Data records
──────────
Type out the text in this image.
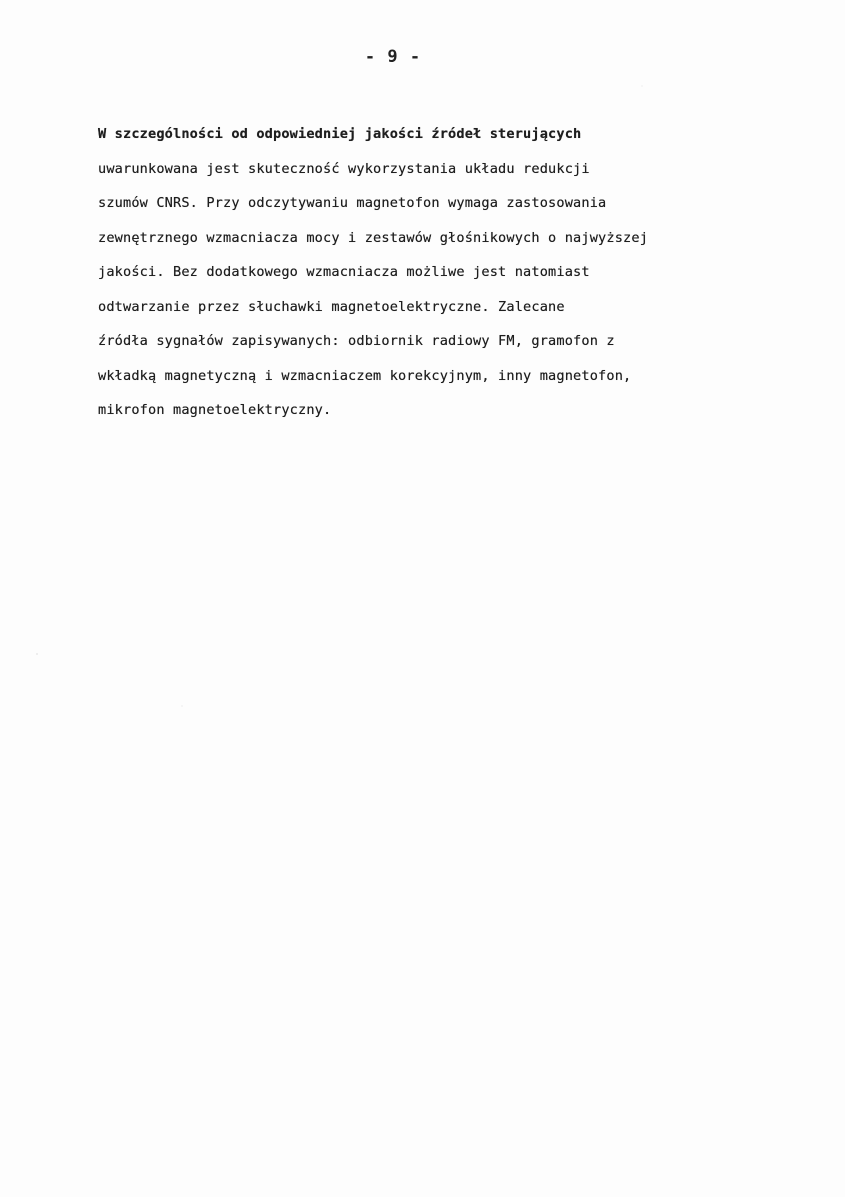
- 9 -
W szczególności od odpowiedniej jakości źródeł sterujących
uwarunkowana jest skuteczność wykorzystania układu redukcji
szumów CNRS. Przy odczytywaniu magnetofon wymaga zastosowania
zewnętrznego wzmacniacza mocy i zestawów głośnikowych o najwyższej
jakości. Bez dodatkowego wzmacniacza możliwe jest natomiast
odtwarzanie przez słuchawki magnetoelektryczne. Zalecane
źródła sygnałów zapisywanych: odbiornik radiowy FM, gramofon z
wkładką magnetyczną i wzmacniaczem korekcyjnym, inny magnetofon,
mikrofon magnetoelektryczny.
──────────
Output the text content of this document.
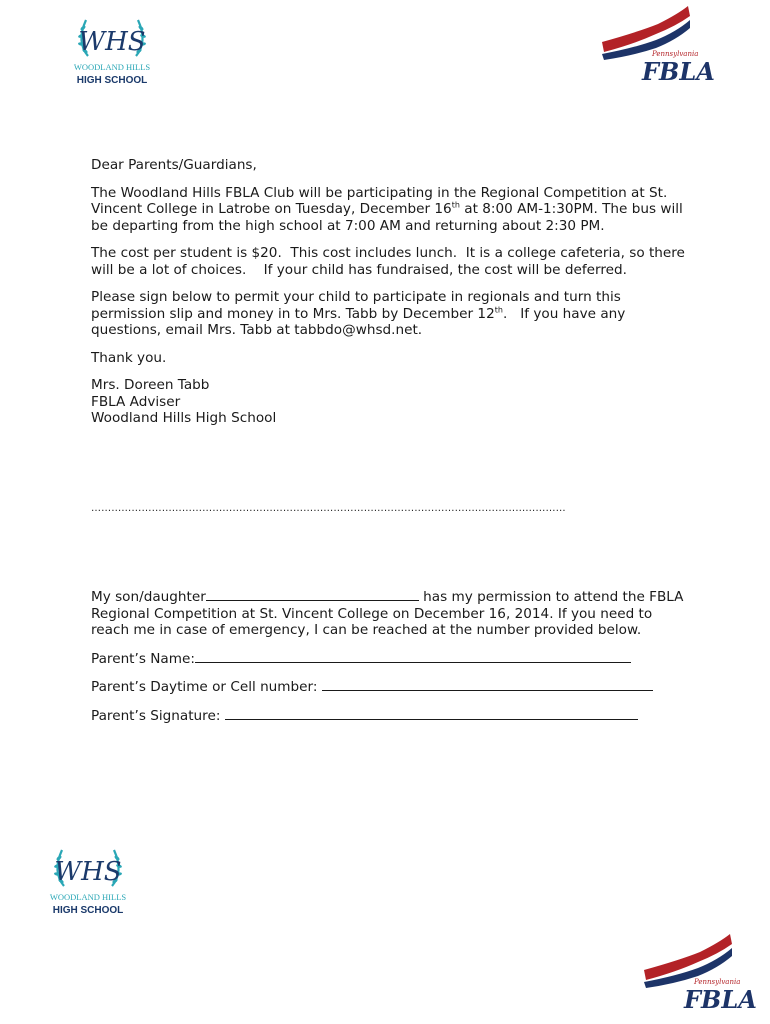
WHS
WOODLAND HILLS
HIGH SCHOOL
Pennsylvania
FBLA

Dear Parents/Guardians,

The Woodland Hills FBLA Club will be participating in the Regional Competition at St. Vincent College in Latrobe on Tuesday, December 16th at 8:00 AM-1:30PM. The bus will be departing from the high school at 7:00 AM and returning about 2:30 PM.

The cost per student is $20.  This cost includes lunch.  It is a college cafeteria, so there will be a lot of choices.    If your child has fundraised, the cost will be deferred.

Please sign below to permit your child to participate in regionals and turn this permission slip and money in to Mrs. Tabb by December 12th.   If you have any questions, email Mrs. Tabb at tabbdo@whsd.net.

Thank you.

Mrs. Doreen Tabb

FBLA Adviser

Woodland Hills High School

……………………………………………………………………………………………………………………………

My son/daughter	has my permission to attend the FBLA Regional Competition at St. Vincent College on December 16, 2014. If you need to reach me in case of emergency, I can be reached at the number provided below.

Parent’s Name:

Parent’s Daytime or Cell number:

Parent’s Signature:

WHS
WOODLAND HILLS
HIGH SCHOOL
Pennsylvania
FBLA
──────────
■ Exercise description:
Count the lines of these entries that hold the string "jakości", and give only that number.

■ Correct answer:
2